### WRITTEN INSTRUCTION:
Report, as a bare number, how many lines hold "Demetrio".

[Stored records]
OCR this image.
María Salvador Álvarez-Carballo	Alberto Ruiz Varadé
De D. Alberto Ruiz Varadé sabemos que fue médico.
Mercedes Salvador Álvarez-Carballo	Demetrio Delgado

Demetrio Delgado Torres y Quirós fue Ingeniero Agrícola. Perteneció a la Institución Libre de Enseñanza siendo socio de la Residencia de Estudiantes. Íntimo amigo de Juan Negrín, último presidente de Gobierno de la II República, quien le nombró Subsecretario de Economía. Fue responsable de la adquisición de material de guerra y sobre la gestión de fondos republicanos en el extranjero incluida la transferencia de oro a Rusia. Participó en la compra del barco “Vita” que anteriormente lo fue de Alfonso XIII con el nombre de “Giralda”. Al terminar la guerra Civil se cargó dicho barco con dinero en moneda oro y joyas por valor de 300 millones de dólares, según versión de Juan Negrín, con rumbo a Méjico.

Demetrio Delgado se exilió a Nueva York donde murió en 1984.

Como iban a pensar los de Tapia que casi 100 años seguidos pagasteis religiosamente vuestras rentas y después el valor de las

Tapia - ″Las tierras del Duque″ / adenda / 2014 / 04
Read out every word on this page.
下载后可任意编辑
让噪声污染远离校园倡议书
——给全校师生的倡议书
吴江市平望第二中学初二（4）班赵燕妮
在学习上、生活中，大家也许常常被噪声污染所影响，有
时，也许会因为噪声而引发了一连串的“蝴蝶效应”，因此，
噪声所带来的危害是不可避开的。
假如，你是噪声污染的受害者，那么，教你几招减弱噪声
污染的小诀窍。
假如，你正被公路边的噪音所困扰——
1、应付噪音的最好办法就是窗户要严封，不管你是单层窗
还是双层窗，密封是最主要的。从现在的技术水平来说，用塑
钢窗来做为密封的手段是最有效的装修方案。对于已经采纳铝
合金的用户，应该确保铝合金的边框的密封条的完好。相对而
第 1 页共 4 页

### IN RESPONSE:
3